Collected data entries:
__________________________________________________

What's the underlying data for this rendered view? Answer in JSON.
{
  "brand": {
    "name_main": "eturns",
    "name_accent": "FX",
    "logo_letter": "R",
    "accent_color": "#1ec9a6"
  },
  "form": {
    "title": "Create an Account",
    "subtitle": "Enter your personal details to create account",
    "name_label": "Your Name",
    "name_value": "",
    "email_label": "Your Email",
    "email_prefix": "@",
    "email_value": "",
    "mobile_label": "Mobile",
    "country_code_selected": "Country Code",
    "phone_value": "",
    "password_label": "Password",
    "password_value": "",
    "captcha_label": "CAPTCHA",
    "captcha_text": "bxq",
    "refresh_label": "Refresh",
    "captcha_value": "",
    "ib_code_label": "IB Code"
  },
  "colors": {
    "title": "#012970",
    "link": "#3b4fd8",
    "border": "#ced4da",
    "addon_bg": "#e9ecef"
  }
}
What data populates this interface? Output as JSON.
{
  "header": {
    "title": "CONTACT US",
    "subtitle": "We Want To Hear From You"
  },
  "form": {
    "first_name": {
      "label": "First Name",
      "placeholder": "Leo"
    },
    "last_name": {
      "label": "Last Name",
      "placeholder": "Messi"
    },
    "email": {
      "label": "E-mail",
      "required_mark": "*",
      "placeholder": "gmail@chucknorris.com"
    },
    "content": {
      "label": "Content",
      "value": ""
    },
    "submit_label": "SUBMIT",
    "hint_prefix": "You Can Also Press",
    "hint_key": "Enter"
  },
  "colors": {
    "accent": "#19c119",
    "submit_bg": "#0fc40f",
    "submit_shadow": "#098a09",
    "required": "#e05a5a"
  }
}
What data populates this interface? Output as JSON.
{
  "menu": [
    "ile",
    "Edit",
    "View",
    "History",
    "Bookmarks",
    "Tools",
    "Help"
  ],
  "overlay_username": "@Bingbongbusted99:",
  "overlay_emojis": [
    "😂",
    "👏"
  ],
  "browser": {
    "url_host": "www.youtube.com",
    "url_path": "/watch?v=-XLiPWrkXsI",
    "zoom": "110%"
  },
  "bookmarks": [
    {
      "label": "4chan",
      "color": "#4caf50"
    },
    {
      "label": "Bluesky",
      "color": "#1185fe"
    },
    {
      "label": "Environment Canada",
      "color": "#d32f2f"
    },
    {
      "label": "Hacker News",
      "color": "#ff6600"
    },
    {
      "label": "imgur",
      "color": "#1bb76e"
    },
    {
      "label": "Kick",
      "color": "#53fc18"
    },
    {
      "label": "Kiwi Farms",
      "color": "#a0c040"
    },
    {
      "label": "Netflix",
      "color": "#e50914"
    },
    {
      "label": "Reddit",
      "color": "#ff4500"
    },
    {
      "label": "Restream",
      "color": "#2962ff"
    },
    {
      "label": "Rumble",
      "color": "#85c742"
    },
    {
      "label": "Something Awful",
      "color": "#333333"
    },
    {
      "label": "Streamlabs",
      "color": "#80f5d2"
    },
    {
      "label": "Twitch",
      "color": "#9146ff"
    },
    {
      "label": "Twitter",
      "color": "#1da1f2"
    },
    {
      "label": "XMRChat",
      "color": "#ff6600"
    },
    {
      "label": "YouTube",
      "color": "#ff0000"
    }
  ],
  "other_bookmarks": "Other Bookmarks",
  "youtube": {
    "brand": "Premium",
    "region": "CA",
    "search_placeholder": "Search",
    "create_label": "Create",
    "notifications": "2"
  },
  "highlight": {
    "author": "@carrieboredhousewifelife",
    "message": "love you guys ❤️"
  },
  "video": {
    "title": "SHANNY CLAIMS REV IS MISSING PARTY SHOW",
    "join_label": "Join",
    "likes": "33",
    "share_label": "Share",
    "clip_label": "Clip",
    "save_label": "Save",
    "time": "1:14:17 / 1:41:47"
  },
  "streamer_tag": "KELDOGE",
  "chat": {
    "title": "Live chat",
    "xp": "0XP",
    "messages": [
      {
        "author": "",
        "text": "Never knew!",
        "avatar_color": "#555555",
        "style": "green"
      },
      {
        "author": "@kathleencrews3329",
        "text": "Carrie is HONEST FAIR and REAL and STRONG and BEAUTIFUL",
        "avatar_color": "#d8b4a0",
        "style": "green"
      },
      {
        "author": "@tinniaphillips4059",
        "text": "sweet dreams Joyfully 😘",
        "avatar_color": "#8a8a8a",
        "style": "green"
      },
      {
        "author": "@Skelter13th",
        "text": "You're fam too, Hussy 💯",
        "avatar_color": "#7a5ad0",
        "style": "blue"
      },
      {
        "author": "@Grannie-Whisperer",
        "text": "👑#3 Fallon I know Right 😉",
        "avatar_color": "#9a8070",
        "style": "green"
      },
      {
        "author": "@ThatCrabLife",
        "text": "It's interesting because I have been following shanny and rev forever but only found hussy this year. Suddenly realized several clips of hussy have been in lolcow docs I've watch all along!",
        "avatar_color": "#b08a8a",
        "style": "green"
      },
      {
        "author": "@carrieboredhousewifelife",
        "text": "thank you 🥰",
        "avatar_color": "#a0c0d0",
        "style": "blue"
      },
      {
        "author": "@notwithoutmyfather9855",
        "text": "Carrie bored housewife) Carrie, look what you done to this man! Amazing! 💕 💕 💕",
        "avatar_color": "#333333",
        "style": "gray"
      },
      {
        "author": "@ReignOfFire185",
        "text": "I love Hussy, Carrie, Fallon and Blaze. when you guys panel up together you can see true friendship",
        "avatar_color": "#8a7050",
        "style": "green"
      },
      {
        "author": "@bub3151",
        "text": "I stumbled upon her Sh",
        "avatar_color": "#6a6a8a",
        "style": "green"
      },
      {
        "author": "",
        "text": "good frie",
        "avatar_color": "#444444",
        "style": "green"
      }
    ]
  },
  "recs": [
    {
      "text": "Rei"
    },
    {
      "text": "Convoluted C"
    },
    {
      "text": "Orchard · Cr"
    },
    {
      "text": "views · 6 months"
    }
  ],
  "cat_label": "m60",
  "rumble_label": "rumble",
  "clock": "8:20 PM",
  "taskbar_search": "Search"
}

__________________________________________________

◆ **Exercise goal**:
Please restate the records in full, word for word.

◆ **Written answer**:
What's the underlying data for this rendered view? Answer in JSON.
{
  "brand": {
    "name_main": "eturns",
    "name_accent": "FX",
    "logo_letter": "R",
    "accent_color": "#1ec9a6"
  },
  "form": {
    "title": "Create an Account",
    "subtitle": "Enter your personal details to create account",
    "name_label": "Your Name",
    "name_value": "",
    "email_label": "Your Email",
    "email_prefix": "@",
    "email_value": "",
    "mobile_label": "Mobile",
    "country_code_selected": "Country Code",
    "phone_value": "",
    "password_label": "Password",
    "password_value": "",
    "captcha_label": "CAPTCHA",
    "captcha_text": "bxq",
    "refresh_label": "Refresh",
    "captcha_value": "",
    "ib_code_label": "IB Code"
  },
  "colors": {
    "title": "#012970",
    "link": "#3b4fd8",
    "border": "#ced4da",
    "addon_bg": "#e9ecef"
  }
}
What data populates this interface? Output as JSON.
{
  "header": {
    "title": "CONTACT US",
    "subtitle": "We Want To Hear From You"
  },
  "form": {
    "first_name": {
      "label": "First Name",
      "placeholder": "Leo"
    },
    "last_name": {
      "label": "Last Name",
      "placeholder": "Messi"
    },
    "email": {
      "label": "E-mail",
      "required_mark": "*",
      "placeholder": "gmail@chucknorris.com"
    },
    "content": {
      "label": "Content",
      "value": ""
    },
    "submit_label": "SUBMIT",
    "hint_prefix": "You Can Also Press",
    "hint_key": "Enter"
  },
  "colors": {
    "accent": "#19c119",
    "submit_bg": "#0fc40f",
    "submit_shadow": "#098a09",
    "required": "#e05a5a"
  }
}
What data populates this interface? Output as JSON.
{
  "menu": [
    "ile",
    "Edit",
    "View",
    "History",
    "Bookmarks",
    "Tools",
    "Help"
  ],
  "overlay_username": "@Bingbongbusted99:",
  "overlay_emojis": [
    "😂",
    "👏"
  ],
  "browser": {
    "url_host": "www.youtube.com",
    "url_path": "/watch?v=-XLiPWrkXsI",
    "zoom": "110%"
  },
  "bookmarks": [
    {
      "label": "4chan",
      "color": "#4caf50"
    },
    {
      "label": "Bluesky",
      "color": "#1185fe"
    },
    {
      "label": "Environment Canada",
      "color": "#d32f2f"
    },
    {
      "label": "Hacker News",
      "color": "#ff6600"
    },
    {
      "label": "imgur",
      "color": "#1bb76e"
    },
    {
      "label": "Kick",
      "color": "#53fc18"
    },
    {
      "label": "Kiwi Farms",
      "color": "#a0c040"
    },
    {
      "label": "Netflix",
      "color": "#e50914"
    },
    {
      "label": "Reddit",
      "color": "#ff4500"
    },
    {
      "label": "Restream",
      "color": "#2962ff"
    },
    {
      "label": "Rumble",
      "color": "#85c742"
    },
    {
      "label": "Something Awful",
      "color": "#333333"
    },
    {
      "label": "Streamlabs",
      "color": "#80f5d2"
    },
    {
      "label": "Twitch",
      "color": "#9146ff"
    },
    {
      "label": "Twitter",
      "color": "#1da1f2"
    },
    {
      "label": "XMRChat",
      "color": "#ff6600"
    },
    {
      "label": "YouTube",
      "color": "#ff0000"
    }
  ],
  "other_bookmarks": "Other Bookmarks",
  "youtube": {
    "brand": "Premium",
    "region": "CA",
    "search_placeholder": "Search",
    "create_label": "Create",
    "notifications": "2"
  },
  "highlight": {
    "author": "@carrieboredhousewifelife",
    "message": "love you guys ❤️"
  },
  "video": {
    "title": "SHANNY CLAIMS REV IS MISSING PARTY SHOW",
    "join_label": "Join",
    "likes": "33",
    "share_label": "Share",
    "clip_label": "Clip",
    "save_label": "Save",
    "time": "1:14:17 / 1:41:47"
  },
  "streamer_tag": "KELDOGE",
  "chat": {
    "title": "Live chat",
    "xp": "0XP",
    "messages": [
      {
        "author": "",
        "text": "Never knew!",
        "avatar_color": "#555555",
        "style": "green"
      },
      {
        "author": "@kathleencrews3329",
        "text": "Carrie is HONEST FAIR and REAL and STRONG and BEAUTIFUL",
        "avatar_color": "#d8b4a0",
        "style": "green"
      },
      {
        "author": "@tinniaphillips4059",
        "text": "sweet dreams Joyfully 😘",
        "avatar_color": "#8a8a8a",
        "style": "green"
      },
      {
        "author": "@Skelter13th",
        "text": "You're fam too, Hussy 💯",
        "avatar_color": "#7a5ad0",
        "style": "blue"
      },
      {
        "author": "@Grannie-Whisperer",
        "text": "👑#3 Fallon I know Right 😉",
        "avatar_color": "#9a8070",
        "style": "green"
      },
      {
        "author": "@ThatCrabLife",
        "text": "It's interesting because I have been following shanny and rev forever but only found hussy this year. Suddenly realized several clips of hussy have been in lolcow docs I've watch all along!",
        "avatar_color": "#b08a8a",
        "style": "green"
      },
      {
        "author": "@carrieboredhousewifelife",
        "text": "thank you 🥰",
        "avatar_color": "#a0c0d0",
        "style": "blue"
      },
      {
        "author": "@notwithoutmyfather9855",
        "text": "Carrie bored housewife) Carrie, look what you done to this man! Amazing! 💕 💕 💕",
        "avatar_color": "#333333",
        "style": "gray"
      },
      {
        "author": "@ReignOfFire185",
        "text": "I love Hussy, Carrie, Fallon and Blaze. when you guys panel up together you can see true friendship",
        "avatar_color": "#8a7050",
        "style": "green"
      },
      {
        "author": "@bub3151",
        "text": "I stumbled upon her Sh",
        "avatar_color": "#6a6a8a",
        "style": "green"
      },
      {
        "author": "",
        "text": "good frie",
        "avatar_color": "#444444",
        "style": "green"
      }
    ]
  },
  "recs": [
    {
      "text": "Rei"
    },
    {
      "text": "Convoluted C"
    },
    {
      "text": "Orchard · Cr"
    },
    {
      "text": "views · 6 months"
    }
  ],
  "cat_label": "m60",
  "rumble_label": "rumble",
  "clock": "8:20 PM",
  "taskbar_search": "Search"
}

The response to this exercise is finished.